Sun in wintertime, We will do just fine, Where the skies are blue, This is what we’re gonna do!
Put your hand in my hand, and together, we’ll make our plan. (Together!)
To celebrate the occasion of our move, I made my very first gif! Marmion finds the Malibu sun to be a little toasty.
So the big news is: I now live and work in California. I’m still writing, a little less than before, and still drawing, a little less than before. A lot of personal reflection went into my decision to move and accept a job. There were many reasons for the move, but a substantial reason was the desire to find more balance in my life. Balance in all its forms. The move has felt like such a change. I often feel overwhelmed trying to process it all (hence the reason for the long web silence). But I feel like I’m on the path to finding that balance. And I think a little bit of balance will help me see a clearer way forward. I haven’t given up on or let go of Marmion, but there may be longer periods of time between Marmion updates. Instead, I plan to start writing more posts on my personal page. Hope to see you there. 🙂
I recently took a trip to California to visit family and spend some time alone. My accommodations had no cable or internet, so I intended to use the situation to my advantage and work on my writing. It was more difficult than I anticipated. I hope I will finish a couple of pieces enough to satisfaction. Maybe I will get to share one or two of the things I worked on with the larger world some day. One thing I’ll share right now is that standard author blog post fare: my vacation reading list. The first two of these books were started before my trip, the rest were bought/brought specifically for the trip.

Spatial annotation records
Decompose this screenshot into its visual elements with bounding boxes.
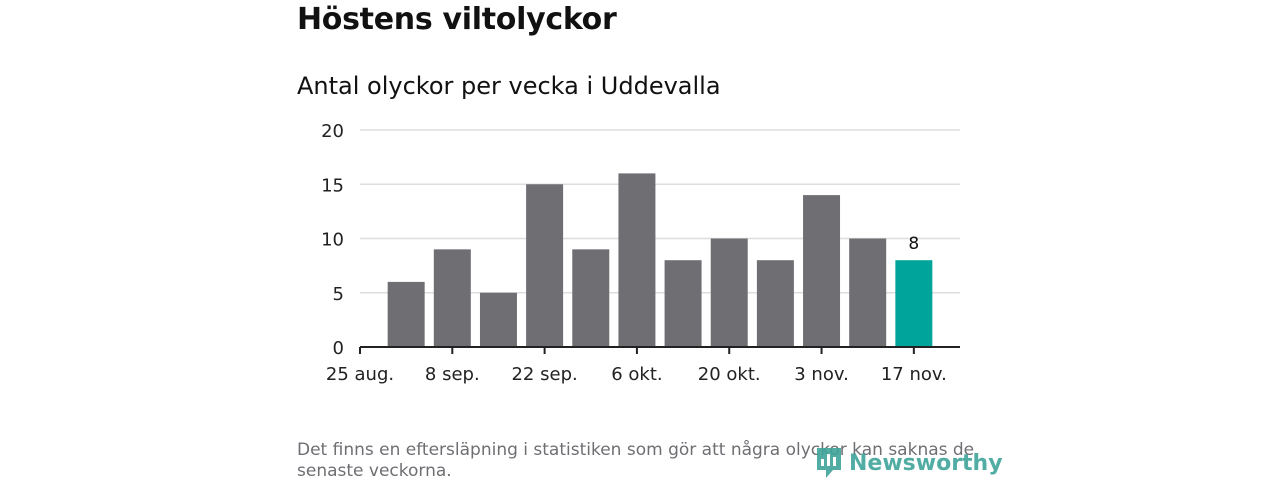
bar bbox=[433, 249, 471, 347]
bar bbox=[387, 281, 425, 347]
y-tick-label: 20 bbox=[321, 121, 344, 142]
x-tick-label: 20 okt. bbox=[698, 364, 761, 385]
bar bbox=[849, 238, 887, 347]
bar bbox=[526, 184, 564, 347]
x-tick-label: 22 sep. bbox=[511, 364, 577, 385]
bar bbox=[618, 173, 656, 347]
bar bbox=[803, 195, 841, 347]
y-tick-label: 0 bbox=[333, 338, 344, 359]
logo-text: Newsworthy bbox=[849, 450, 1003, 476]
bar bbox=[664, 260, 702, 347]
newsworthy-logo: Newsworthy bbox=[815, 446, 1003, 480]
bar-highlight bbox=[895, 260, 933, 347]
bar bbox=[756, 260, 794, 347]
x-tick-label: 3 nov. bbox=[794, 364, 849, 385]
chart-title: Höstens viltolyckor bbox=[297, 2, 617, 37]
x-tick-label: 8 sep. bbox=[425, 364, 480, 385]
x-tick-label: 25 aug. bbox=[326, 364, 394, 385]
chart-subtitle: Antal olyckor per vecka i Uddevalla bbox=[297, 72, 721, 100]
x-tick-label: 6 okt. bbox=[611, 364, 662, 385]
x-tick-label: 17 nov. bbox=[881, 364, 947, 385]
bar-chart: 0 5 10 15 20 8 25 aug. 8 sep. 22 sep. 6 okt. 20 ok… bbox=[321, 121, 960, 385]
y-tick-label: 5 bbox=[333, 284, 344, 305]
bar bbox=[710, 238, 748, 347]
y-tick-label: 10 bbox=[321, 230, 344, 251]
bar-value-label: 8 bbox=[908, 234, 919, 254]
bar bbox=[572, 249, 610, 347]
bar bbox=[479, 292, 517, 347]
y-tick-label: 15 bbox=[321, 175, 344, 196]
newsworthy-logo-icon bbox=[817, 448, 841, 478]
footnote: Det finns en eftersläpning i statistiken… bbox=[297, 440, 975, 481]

==

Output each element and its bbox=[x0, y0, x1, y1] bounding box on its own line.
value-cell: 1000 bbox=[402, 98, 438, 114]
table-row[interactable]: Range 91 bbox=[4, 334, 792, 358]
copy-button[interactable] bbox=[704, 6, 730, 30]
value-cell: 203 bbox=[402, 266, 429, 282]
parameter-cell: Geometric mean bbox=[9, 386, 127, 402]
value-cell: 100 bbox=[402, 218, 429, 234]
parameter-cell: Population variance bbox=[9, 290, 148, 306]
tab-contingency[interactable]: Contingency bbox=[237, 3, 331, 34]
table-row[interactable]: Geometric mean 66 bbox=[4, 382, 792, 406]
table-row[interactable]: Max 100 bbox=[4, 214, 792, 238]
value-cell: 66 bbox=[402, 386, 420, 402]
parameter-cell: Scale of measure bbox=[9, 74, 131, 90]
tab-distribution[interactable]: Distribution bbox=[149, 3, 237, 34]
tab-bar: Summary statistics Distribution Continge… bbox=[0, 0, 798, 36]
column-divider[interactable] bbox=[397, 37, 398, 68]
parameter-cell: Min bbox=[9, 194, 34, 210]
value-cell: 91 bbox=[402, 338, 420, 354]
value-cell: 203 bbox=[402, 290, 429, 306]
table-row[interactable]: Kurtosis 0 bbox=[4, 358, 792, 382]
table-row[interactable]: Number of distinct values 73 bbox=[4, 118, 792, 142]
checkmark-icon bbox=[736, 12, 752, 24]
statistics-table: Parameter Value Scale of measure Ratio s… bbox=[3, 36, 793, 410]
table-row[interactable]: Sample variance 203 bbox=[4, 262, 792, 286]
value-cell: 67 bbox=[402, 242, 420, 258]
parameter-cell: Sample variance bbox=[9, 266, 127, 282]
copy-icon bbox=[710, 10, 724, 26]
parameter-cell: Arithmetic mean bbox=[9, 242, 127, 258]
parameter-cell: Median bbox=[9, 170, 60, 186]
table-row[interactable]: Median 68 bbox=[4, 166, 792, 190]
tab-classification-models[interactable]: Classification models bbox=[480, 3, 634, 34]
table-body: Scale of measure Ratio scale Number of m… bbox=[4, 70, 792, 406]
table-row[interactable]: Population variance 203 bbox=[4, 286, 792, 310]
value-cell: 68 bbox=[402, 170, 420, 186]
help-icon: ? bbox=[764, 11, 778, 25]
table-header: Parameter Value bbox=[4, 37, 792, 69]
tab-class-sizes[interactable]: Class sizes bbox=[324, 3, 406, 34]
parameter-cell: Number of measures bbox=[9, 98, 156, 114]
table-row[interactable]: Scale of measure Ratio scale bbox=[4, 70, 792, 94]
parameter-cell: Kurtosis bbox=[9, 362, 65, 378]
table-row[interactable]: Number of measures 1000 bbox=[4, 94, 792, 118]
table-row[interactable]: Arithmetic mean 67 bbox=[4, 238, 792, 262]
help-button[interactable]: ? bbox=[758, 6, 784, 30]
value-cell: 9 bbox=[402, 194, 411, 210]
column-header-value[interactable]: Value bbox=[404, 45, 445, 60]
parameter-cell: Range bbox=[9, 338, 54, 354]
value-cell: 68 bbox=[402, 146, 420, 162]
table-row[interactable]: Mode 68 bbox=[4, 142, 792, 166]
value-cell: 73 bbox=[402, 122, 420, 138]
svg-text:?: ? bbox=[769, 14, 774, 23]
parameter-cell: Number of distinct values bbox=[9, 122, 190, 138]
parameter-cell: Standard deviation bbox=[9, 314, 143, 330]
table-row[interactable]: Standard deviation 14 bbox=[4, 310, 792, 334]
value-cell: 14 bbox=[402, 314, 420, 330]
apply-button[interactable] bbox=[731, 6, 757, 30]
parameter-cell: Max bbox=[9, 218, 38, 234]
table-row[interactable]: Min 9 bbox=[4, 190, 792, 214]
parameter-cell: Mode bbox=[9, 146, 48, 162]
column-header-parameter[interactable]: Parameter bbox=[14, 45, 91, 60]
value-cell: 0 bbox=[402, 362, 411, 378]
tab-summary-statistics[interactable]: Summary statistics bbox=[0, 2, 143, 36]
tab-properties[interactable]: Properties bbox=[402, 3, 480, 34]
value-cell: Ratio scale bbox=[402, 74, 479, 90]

* **Instructions for the task**: From the blog post about the move to California, copy the passage from "Sun in wintertime, We" up to and including "our plan. (Together!)" word for word. The records have no connection to the text.

* **Task output**:
Sun in wintertime, We will do just fine, Where the skies are blue, This is what we’re gonna do!
Put your hand in my hand, and together, we’ll make our plan. (Together!)